What needs to be done:
Copy the records below line for line, leaving out the pictures.

--- START OF Stored records ---

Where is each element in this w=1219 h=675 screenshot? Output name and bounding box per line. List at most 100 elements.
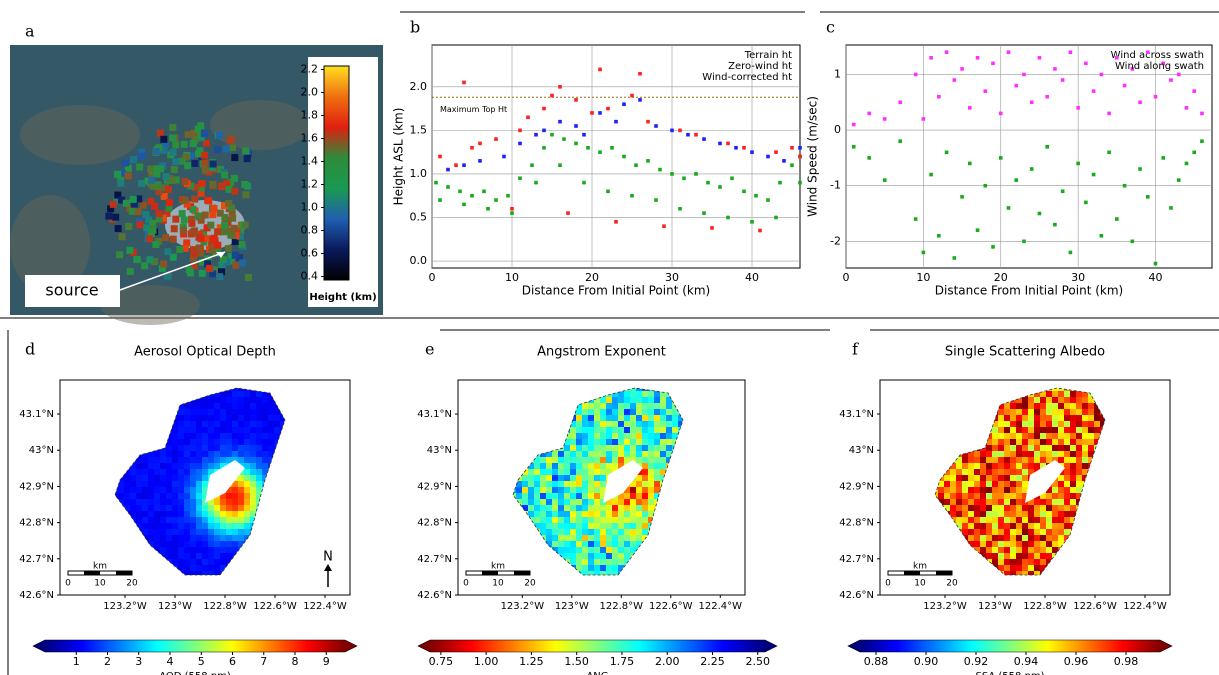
- retrieval-pixel: [1064, 529, 1070, 535]
- retrieval-pixel: [232, 535, 238, 541]
- retrieval-pixel: [1022, 571, 1028, 575]
- height-pixel: [148, 176, 156, 184]
- retrieval-pixel: [636, 511, 642, 517]
- retrieval-pixel: [618, 523, 624, 529]
- retrieval-pixel: [1064, 535, 1070, 541]
- retrieval-pixel: [576, 415, 582, 421]
- retrieval-pixel: [1028, 469, 1034, 475]
- retrieval-pixel: [214, 451, 220, 457]
- retrieval-pixel: [606, 397, 612, 403]
- retrieval-pixel: [214, 547, 220, 553]
- retrieval-pixel: [172, 463, 178, 469]
- height-pixel: [225, 185, 233, 193]
- retrieval-pixel: [118, 499, 124, 505]
- retrieval-pixel: [202, 553, 208, 559]
- retrieval-pixel: [1028, 547, 1034, 553]
- retrieval-pixel: [992, 559, 998, 565]
- height-pixel: [214, 146, 222, 154]
- retrieval-pixel: [244, 421, 250, 427]
- retrieval-pixel: [190, 511, 196, 517]
- retrieval-pixel: [220, 517, 226, 523]
- retrieval-pixel: [998, 409, 1004, 415]
- retrieval-pixel: [654, 475, 660, 481]
- retrieval-pixel: [160, 505, 166, 511]
- retrieval-pixel: [196, 505, 202, 511]
- retrieval-pixel: [1082, 439, 1088, 445]
- retrieval-pixel: [1004, 469, 1010, 475]
- retrieval-pixel: [1004, 445, 1010, 451]
- retrieval-pixel: [262, 433, 268, 439]
- retrieval-pixel: [642, 523, 648, 529]
- retrieval-pixel: [166, 439, 172, 445]
- retrieval-pixel: [136, 481, 142, 487]
- retrieval-pixel: [1010, 421, 1016, 427]
- retrieval-pixel: [624, 433, 630, 439]
- retrieval-pixel: [660, 445, 666, 451]
- point: [630, 93, 634, 98]
- retrieval-pixel: [232, 517, 238, 523]
- retrieval-pixel: [214, 499, 220, 505]
- retrieval-pixel: [1064, 403, 1070, 409]
- retrieval-pixel: [588, 439, 594, 445]
- height-pixel: [191, 195, 199, 203]
- retrieval-pixel: [944, 487, 950, 493]
- retrieval-pixel: [582, 475, 588, 481]
- retrieval-pixel: [1040, 535, 1046, 541]
- point: [566, 211, 570, 215]
- point: [542, 106, 546, 111]
- retrieval-pixel: [1046, 511, 1052, 517]
- retrieval-pixel: [184, 523, 190, 529]
- retrieval-pixel: [618, 463, 624, 469]
- x-tick-label: 122.6°W: [1073, 601, 1117, 612]
- retrieval-pixel: [1052, 517, 1058, 523]
- height-pixel: [208, 246, 216, 254]
- retrieval-pixel: [1046, 397, 1052, 403]
- retrieval-pixel: [1016, 553, 1022, 559]
- colorbar-tick-label: 0.96: [1064, 655, 1089, 668]
- point: [1091, 89, 1096, 93]
- retrieval-pixel: [232, 499, 238, 505]
- point: [494, 137, 498, 141]
- point: [1169, 78, 1173, 82]
- retrieval-pixel: [196, 403, 202, 409]
- retrieval-pixel: [630, 529, 636, 535]
- retrieval-pixel: [540, 529, 546, 535]
- height-pixel: [198, 269, 206, 277]
- retrieval-pixel: [636, 433, 642, 439]
- retrieval-pixel: [190, 505, 196, 511]
- retrieval-pixel: [232, 481, 238, 487]
- retrieval-pixel: [166, 511, 172, 517]
- retrieval-pixel: [1004, 541, 1010, 547]
- retrieval-pixel: [154, 457, 160, 463]
- point: [550, 132, 554, 137]
- height-pixel: [196, 147, 204, 155]
- retrieval-pixel: [630, 421, 636, 427]
- height-pixel: [208, 240, 216, 248]
- retrieval-pixel: [552, 481, 558, 487]
- retrieval-pixel: [588, 553, 594, 559]
- retrieval-pixel: [256, 457, 262, 463]
- retrieval-pixel: [1034, 565, 1040, 571]
- retrieval-pixel: [184, 487, 190, 493]
- retrieval-pixel: [178, 505, 184, 511]
- height-pixel: [180, 230, 188, 238]
- retrieval-pixel: [528, 493, 534, 499]
- retrieval-pixel: [576, 427, 582, 433]
- retrieval-pixel: [606, 421, 612, 427]
- retrieval-pixel: [226, 517, 232, 523]
- retrieval-pixel: [564, 541, 570, 547]
- retrieval-pixel: [654, 391, 660, 397]
- retrieval-pixel: [244, 523, 250, 529]
- retrieval-pixel: [202, 541, 208, 547]
- retrieval-pixel: [648, 409, 654, 415]
- retrieval-pixel: [244, 397, 250, 403]
- retrieval-pixel: [636, 445, 642, 451]
- retrieval-pixel: [1028, 553, 1034, 559]
- retrieval-pixel: [250, 427, 256, 433]
- retrieval-pixel: [148, 541, 154, 547]
- point: [670, 172, 674, 176]
- retrieval-pixel: [214, 463, 220, 469]
- retrieval-pixel: [130, 481, 136, 487]
- point: [706, 180, 710, 185]
- retrieval-pixel: [154, 535, 160, 541]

--- END OF Stored records ---

Answer below:
Where is each element in this w=1219 h=675 screenshot? Output name and bounding box per line. List at most 100 elements.
- retrieval-pixel: [1064, 529, 1070, 535]
- retrieval-pixel: [232, 535, 238, 541]
- retrieval-pixel: [1022, 571, 1028, 575]
- height-pixel: [148, 176, 156, 184]
- retrieval-pixel: [636, 511, 642, 517]
- retrieval-pixel: [618, 523, 624, 529]
- retrieval-pixel: [1064, 535, 1070, 541]
- retrieval-pixel: [576, 415, 582, 421]
- retrieval-pixel: [1028, 469, 1034, 475]
- retrieval-pixel: [214, 451, 220, 457]
- retrieval-pixel: [606, 397, 612, 403]
- retrieval-pixel: [214, 547, 220, 553]
- retrieval-pixel: [172, 463, 178, 469]
- height-pixel: [225, 185, 233, 193]
- retrieval-pixel: [118, 499, 124, 505]
- retrieval-pixel: [202, 553, 208, 559]
- retrieval-pixel: [1028, 547, 1034, 553]
- retrieval-pixel: [992, 559, 998, 565]
- height-pixel: [214, 146, 222, 154]
- retrieval-pixel: [244, 421, 250, 427]
- retrieval-pixel: [190, 511, 196, 517]
- retrieval-pixel: [220, 517, 226, 523]
- retrieval-pixel: [998, 409, 1004, 415]
- retrieval-pixel: [654, 475, 660, 481]
- retrieval-pixel: [160, 505, 166, 511]
- retrieval-pixel: [196, 505, 202, 511]
- retrieval-pixel: [1082, 439, 1088, 445]
- retrieval-pixel: [1004, 469, 1010, 475]
- retrieval-pixel: [1004, 445, 1010, 451]
- retrieval-pixel: [262, 433, 268, 439]
- retrieval-pixel: [642, 523, 648, 529]
- retrieval-pixel: [166, 439, 172, 445]
- retrieval-pixel: [136, 481, 142, 487]
- retrieval-pixel: [1010, 421, 1016, 427]
- retrieval-pixel: [624, 433, 630, 439]
- retrieval-pixel: [660, 445, 666, 451]
- point: [630, 93, 634, 98]
- retrieval-pixel: [232, 517, 238, 523]
- retrieval-pixel: [214, 499, 220, 505]
- retrieval-pixel: [1064, 403, 1070, 409]
- retrieval-pixel: [588, 439, 594, 445]
- height-pixel: [191, 195, 199, 203]
- retrieval-pixel: [944, 487, 950, 493]
- retrieval-pixel: [582, 475, 588, 481]
- retrieval-pixel: [1040, 535, 1046, 541]
- point: [566, 211, 570, 215]
- point: [542, 106, 546, 111]
- retrieval-pixel: [1046, 511, 1052, 517]
- retrieval-pixel: [184, 523, 190, 529]
- retrieval-pixel: [618, 463, 624, 469]
- x-tick-label: 122.6°W: [1073, 601, 1117, 612]
- retrieval-pixel: [1052, 517, 1058, 523]
- height-pixel: [208, 246, 216, 254]
- retrieval-pixel: [1046, 397, 1052, 403]
- retrieval-pixel: [1016, 553, 1022, 559]
- colorbar-tick-label: 0.96: [1064, 655, 1089, 668]
- point: [1091, 89, 1096, 93]
- retrieval-pixel: [232, 499, 238, 505]
- point: [494, 137, 498, 141]
- point: [1169, 78, 1173, 82]
- retrieval-pixel: [196, 403, 202, 409]
- retrieval-pixel: [630, 529, 636, 535]
- retrieval-pixel: [540, 529, 546, 535]
- height-pixel: [198, 269, 206, 277]
- retrieval-pixel: [636, 433, 642, 439]
- retrieval-pixel: [190, 505, 196, 511]
- retrieval-pixel: [232, 481, 238, 487]
- retrieval-pixel: [166, 511, 172, 517]
- retrieval-pixel: [1004, 541, 1010, 547]
- retrieval-pixel: [154, 457, 160, 463]
- point: [550, 132, 554, 137]
- height-pixel: [196, 147, 204, 155]
- retrieval-pixel: [630, 421, 636, 427]
- height-pixel: [208, 240, 216, 248]
- retrieval-pixel: [552, 481, 558, 487]
- retrieval-pixel: [588, 553, 594, 559]
- retrieval-pixel: [256, 457, 262, 463]
- retrieval-pixel: [1034, 565, 1040, 571]
- retrieval-pixel: [184, 487, 190, 493]
- retrieval-pixel: [178, 505, 184, 511]
- height-pixel: [180, 230, 188, 238]
- retrieval-pixel: [528, 493, 534, 499]
- retrieval-pixel: [576, 427, 582, 433]
- retrieval-pixel: [606, 421, 612, 427]
- retrieval-pixel: [226, 517, 232, 523]
- retrieval-pixel: [564, 541, 570, 547]
- retrieval-pixel: [654, 391, 660, 397]
- retrieval-pixel: [244, 523, 250, 529]
- retrieval-pixel: [202, 541, 208, 547]
- retrieval-pixel: [648, 409, 654, 415]
- retrieval-pixel: [244, 397, 250, 403]
- retrieval-pixel: [636, 445, 642, 451]
- retrieval-pixel: [1028, 553, 1034, 559]
- retrieval-pixel: [250, 427, 256, 433]
- retrieval-pixel: [148, 541, 154, 547]
- point: [670, 172, 674, 176]
- retrieval-pixel: [214, 463, 220, 469]
- retrieval-pixel: [130, 481, 136, 487]
- point: [706, 180, 710, 185]
- retrieval-pixel: [154, 535, 160, 541]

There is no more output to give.